**Excerpt from a dataset:**
┄┄┄┄┄┄┄┄┄┄┄┄┄┄┄┄┄┄┄┄

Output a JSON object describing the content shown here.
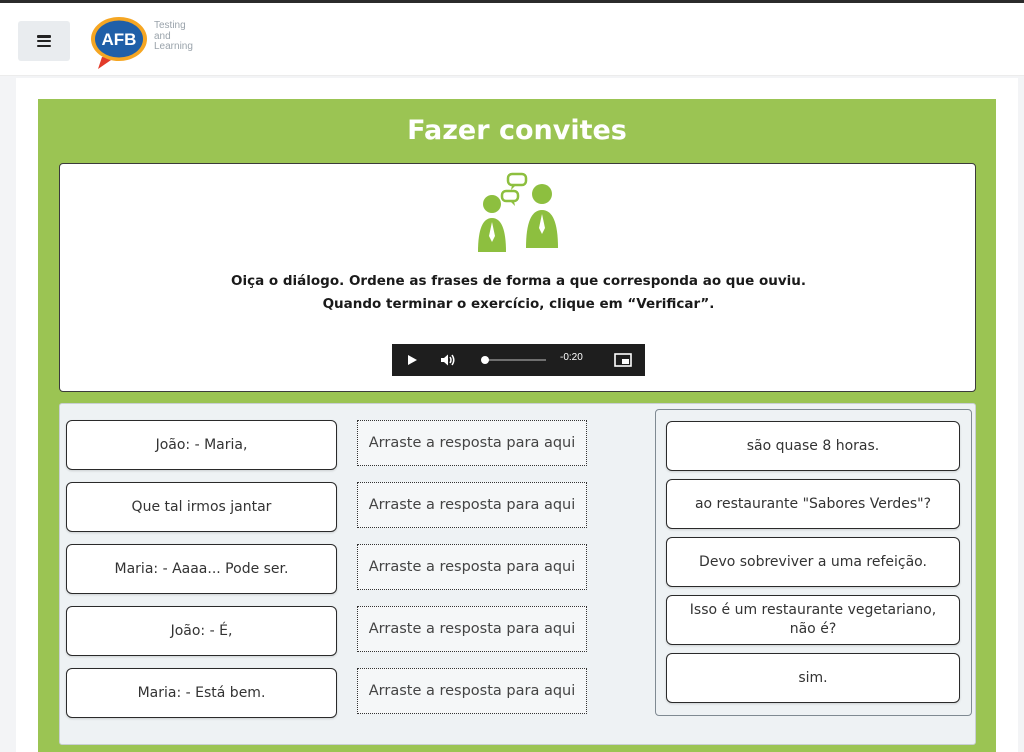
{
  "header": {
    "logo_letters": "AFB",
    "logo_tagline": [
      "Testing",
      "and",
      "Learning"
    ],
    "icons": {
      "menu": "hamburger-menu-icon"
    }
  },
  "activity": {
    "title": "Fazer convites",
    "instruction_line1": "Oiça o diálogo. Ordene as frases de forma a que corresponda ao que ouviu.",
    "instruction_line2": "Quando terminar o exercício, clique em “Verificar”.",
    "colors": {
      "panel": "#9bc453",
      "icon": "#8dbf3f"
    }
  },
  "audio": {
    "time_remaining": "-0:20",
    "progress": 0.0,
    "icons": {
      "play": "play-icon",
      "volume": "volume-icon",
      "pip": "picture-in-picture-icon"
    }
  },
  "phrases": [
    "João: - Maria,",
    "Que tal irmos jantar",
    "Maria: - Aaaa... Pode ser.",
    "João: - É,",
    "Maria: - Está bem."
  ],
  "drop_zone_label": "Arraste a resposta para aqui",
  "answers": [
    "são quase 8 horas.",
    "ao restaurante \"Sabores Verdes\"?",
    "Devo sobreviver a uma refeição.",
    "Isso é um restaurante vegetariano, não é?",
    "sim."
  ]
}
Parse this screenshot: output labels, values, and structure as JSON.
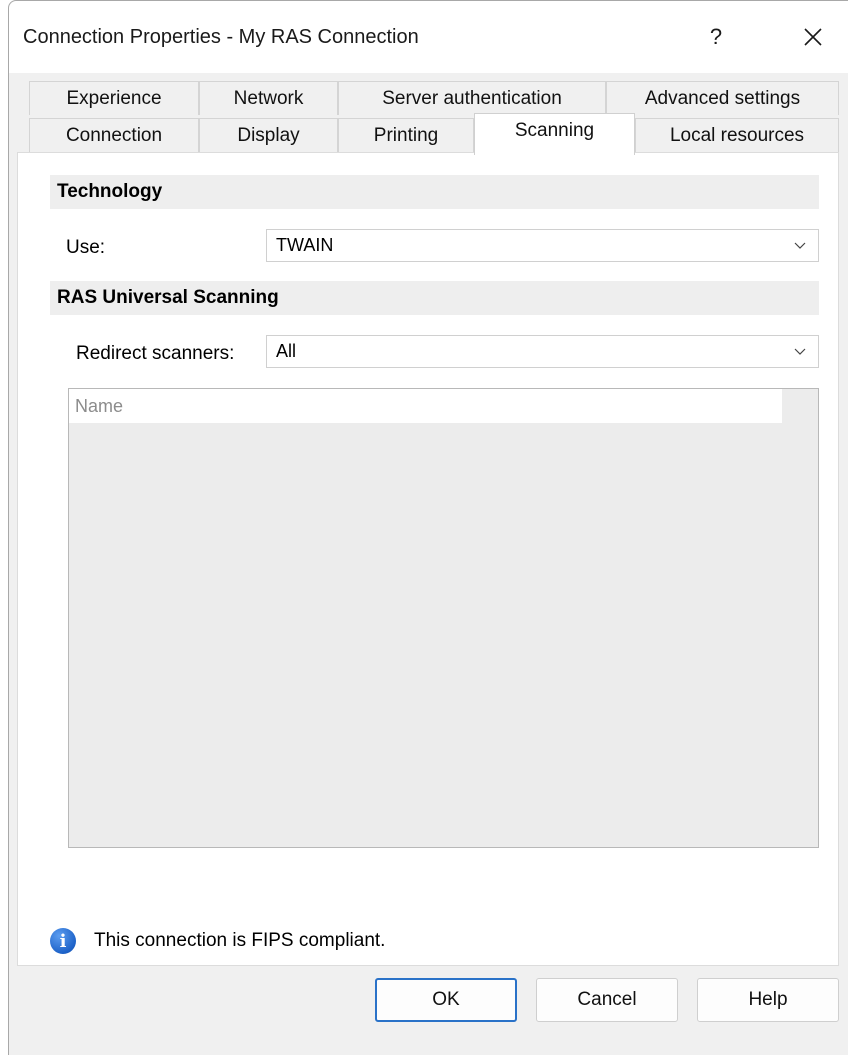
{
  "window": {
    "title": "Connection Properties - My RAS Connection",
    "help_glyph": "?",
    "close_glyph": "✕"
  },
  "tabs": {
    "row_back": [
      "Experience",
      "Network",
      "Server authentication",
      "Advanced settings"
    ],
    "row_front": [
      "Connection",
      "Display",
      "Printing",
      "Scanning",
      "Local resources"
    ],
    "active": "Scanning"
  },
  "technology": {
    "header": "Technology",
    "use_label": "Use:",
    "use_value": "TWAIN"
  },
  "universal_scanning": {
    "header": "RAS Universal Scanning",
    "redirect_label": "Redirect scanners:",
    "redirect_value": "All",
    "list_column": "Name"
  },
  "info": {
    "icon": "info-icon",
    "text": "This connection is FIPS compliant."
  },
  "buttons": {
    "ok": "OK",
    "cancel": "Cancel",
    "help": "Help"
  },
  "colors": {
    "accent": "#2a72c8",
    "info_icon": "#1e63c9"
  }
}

┄┄┄┄┄┄┄┄┄┄┄┄┄┄┄┄┄┄┄┄

**Written exercise:**
Exclude the pictures and transcribe all of the entries exactly.

**Task result:**
Output a JSON object describing the content shown here.
{
  "header": {
    "logo_letters": "AFB",
    "logo_tagline": [
      "Testing",
      "and",
      "Learning"
    ],
    "icons": {
      "menu": "hamburger-menu-icon"
    }
  },
  "activity": {
    "title": "Fazer convites",
    "instruction_line1": "Oiça o diálogo. Ordene as frases de forma a que corresponda ao que ouviu.",
    "instruction_line2": "Quando terminar o exercício, clique em “Verificar”.",
    "colors": {
      "panel": "#9bc453",
      "icon": "#8dbf3f"
    }
  },
  "audio": {
    "time_remaining": "-0:20",
    "progress": 0.0,
    "icons": {
      "play": "play-icon",
      "volume": "volume-icon",
      "pip": "picture-in-picture-icon"
    }
  },
  "phrases": [
    "João: - Maria,",
    "Que tal irmos jantar",
    "Maria: - Aaaa... Pode ser.",
    "João: - É,",
    "Maria: - Está bem."
  ],
  "drop_zone_label": "Arraste a resposta para aqui",
  "answers": [
    "são quase 8 horas.",
    "ao restaurante \"Sabores Verdes\"?",
    "Devo sobreviver a uma refeição.",
    "Isso é um restaurante vegetariano, não é?",
    "sim."
  ]
}
Parse this screenshot: output labels, values, and structure as JSON.
{
  "window": {
    "title": "Connection Properties - My RAS Connection",
    "help_glyph": "?",
    "close_glyph": "✕"
  },
  "tabs": {
    "row_back": [
      "Experience",
      "Network",
      "Server authentication",
      "Advanced settings"
    ],
    "row_front": [
      "Connection",
      "Display",
      "Printing",
      "Scanning",
      "Local resources"
    ],
    "active": "Scanning"
  },
  "technology": {
    "header": "Technology",
    "use_label": "Use:",
    "use_value": "TWAIN"
  },
  "universal_scanning": {
    "header": "RAS Universal Scanning",
    "redirect_label": "Redirect scanners:",
    "redirect_value": "All",
    "list_column": "Name"
  },
  "info": {
    "icon": "info-icon",
    "text": "This connection is FIPS compliant."
  },
  "buttons": {
    "ok": "OK",
    "cancel": "Cancel",
    "help": "Help"
  },
  "colors": {
    "accent": "#2a72c8",
    "info_icon": "#1e63c9"
  }
}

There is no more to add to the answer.